▶ WRITTEN INSTRUCTION: Go through the entries and say how many lines contain the string "color". The number is the whole answer.
--- start of MATERIAL FOR THIS EXERCISE ---
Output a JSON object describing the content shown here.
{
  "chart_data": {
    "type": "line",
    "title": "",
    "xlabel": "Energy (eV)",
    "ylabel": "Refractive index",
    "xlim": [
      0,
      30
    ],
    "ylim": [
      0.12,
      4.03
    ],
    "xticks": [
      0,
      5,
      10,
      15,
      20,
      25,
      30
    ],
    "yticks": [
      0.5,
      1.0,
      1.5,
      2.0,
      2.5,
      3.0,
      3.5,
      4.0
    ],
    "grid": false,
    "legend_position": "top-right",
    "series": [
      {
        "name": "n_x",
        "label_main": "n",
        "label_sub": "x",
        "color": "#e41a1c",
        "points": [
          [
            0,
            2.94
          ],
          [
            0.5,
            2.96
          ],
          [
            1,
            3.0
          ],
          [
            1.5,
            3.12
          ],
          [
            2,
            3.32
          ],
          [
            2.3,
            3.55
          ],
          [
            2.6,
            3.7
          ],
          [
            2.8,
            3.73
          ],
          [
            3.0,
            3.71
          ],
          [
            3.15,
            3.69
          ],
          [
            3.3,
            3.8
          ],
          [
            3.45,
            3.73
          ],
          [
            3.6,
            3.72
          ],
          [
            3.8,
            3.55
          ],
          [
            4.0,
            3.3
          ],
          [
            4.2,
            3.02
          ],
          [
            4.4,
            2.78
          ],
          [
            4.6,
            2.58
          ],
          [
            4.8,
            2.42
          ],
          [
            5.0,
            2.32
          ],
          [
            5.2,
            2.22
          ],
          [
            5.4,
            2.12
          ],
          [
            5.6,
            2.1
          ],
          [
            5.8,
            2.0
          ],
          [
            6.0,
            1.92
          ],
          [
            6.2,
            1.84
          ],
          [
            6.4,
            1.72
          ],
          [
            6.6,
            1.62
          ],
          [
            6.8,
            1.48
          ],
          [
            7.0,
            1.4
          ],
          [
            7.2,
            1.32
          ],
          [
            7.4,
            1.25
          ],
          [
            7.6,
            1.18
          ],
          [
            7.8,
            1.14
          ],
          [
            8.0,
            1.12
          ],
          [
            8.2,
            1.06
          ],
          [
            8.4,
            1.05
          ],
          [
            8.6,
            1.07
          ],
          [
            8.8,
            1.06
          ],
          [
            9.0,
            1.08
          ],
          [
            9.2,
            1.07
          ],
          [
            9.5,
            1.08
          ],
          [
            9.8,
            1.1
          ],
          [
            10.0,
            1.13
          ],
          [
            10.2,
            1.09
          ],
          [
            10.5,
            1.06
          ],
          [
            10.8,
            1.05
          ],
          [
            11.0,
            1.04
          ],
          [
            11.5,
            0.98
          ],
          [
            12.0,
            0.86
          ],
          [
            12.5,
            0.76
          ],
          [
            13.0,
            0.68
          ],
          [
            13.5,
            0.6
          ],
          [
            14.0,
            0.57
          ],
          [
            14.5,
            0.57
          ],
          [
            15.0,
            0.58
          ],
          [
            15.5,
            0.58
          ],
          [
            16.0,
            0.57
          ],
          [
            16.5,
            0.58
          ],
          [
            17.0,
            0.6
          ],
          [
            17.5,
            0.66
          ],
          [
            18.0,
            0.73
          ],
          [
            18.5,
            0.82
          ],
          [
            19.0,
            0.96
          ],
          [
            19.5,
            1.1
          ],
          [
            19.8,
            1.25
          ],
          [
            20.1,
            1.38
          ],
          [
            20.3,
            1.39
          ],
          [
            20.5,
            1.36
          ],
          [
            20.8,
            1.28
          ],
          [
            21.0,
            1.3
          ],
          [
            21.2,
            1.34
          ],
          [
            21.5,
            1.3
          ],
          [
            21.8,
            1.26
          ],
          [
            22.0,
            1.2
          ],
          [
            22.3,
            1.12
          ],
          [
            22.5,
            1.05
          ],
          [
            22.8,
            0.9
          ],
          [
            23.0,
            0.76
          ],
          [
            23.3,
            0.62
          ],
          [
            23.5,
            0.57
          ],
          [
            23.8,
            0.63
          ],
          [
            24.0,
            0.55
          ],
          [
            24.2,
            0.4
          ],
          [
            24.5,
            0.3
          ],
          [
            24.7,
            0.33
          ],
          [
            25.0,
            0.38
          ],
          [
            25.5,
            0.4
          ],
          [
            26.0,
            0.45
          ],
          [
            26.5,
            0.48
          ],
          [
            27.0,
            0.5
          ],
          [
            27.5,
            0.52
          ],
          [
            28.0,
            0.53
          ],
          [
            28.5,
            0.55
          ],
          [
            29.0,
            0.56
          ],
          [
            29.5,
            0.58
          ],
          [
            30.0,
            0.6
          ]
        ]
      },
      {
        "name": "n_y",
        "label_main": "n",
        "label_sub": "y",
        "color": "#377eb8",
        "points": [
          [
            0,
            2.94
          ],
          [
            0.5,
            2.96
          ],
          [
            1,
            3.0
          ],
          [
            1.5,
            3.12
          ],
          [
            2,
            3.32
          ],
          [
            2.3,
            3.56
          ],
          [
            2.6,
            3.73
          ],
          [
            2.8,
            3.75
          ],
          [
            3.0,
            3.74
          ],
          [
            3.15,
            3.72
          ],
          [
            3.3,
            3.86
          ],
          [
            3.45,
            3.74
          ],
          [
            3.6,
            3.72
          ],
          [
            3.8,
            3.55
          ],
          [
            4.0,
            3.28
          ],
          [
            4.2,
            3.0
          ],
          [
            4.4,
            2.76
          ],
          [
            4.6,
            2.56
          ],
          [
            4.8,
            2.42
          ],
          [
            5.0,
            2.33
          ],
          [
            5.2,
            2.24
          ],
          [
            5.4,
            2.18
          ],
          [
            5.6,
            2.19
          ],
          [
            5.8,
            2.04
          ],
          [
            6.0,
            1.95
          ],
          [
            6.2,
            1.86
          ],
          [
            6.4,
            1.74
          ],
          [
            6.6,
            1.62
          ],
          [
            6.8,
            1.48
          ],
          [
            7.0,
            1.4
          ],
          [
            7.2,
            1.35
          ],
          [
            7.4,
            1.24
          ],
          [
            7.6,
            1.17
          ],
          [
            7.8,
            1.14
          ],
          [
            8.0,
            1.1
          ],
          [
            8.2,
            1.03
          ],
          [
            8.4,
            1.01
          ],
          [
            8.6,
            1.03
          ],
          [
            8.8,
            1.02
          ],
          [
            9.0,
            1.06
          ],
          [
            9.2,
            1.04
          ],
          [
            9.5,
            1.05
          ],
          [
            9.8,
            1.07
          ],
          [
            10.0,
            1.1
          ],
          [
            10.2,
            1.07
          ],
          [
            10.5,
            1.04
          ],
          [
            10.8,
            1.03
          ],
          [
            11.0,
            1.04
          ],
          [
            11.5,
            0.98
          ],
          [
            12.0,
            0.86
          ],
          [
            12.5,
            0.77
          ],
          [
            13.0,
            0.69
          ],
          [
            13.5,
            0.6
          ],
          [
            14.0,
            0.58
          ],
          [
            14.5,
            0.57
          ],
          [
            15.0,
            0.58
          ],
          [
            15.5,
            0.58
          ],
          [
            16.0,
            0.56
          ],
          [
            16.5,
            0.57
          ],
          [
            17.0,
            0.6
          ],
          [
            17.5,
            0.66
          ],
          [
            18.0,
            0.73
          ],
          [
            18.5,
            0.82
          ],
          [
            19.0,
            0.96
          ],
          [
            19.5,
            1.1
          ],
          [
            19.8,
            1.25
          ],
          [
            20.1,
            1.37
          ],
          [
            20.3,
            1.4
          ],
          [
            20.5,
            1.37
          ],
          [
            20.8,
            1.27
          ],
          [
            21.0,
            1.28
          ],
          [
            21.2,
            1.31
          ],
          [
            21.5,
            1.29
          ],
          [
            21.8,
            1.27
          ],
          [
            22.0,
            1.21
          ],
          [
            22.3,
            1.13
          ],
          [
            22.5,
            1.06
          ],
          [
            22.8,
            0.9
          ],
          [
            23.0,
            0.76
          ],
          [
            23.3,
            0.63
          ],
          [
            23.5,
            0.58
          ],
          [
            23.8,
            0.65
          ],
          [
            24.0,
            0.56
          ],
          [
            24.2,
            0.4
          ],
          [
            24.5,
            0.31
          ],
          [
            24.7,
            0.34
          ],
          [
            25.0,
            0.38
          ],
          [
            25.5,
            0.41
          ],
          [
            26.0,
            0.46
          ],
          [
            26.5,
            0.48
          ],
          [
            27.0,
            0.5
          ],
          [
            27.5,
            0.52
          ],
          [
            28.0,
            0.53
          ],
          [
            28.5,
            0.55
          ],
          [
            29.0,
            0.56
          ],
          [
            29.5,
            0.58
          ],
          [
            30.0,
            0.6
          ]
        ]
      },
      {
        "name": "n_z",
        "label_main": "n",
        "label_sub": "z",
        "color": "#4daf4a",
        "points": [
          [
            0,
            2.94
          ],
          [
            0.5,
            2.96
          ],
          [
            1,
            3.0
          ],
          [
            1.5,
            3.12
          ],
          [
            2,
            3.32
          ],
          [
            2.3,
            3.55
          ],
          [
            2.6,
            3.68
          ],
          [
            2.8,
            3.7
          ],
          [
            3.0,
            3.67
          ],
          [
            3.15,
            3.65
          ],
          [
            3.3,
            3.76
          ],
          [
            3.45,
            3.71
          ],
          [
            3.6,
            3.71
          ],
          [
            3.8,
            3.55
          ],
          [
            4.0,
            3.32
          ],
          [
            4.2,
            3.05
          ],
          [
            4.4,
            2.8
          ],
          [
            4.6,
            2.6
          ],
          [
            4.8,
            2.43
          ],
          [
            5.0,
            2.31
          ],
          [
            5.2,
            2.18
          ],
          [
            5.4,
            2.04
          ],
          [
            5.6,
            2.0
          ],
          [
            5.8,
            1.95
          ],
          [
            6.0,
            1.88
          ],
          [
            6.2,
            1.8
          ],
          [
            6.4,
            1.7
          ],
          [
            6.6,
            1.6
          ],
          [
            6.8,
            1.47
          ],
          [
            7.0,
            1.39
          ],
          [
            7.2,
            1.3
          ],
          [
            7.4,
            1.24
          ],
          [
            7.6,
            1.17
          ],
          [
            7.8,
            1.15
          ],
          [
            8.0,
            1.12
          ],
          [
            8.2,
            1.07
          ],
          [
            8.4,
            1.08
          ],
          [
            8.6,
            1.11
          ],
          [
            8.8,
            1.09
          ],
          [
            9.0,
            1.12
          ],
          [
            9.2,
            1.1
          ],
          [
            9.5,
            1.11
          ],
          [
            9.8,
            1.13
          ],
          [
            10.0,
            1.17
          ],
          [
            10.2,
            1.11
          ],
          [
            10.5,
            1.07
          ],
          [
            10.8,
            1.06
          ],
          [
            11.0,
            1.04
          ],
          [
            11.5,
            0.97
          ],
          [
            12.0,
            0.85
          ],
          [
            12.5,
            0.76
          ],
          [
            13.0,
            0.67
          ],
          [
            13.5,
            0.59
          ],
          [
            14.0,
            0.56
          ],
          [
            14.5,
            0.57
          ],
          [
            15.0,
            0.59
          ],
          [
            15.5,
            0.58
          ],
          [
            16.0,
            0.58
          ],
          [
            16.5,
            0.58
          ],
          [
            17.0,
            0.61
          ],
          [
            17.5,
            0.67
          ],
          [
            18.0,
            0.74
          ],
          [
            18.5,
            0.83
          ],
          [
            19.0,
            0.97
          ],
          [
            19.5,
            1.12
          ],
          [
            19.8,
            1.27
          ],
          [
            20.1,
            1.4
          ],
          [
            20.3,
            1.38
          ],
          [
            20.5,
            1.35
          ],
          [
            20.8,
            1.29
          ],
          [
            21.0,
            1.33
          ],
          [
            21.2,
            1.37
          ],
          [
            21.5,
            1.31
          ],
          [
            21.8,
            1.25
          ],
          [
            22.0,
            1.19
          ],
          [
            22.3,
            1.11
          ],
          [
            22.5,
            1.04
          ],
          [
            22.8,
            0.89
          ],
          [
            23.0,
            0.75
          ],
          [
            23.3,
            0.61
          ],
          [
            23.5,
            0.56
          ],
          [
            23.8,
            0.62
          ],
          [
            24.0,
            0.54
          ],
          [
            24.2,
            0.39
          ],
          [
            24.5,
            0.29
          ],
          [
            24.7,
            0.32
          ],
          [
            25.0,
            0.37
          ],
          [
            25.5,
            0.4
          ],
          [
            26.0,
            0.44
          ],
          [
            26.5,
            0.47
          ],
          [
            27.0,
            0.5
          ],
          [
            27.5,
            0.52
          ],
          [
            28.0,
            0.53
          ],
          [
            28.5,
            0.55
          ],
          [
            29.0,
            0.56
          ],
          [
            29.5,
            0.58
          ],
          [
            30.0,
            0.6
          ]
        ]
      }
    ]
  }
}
--- end of MATERIAL FOR THIS EXERCISE ---
▶ SOLUTION: 3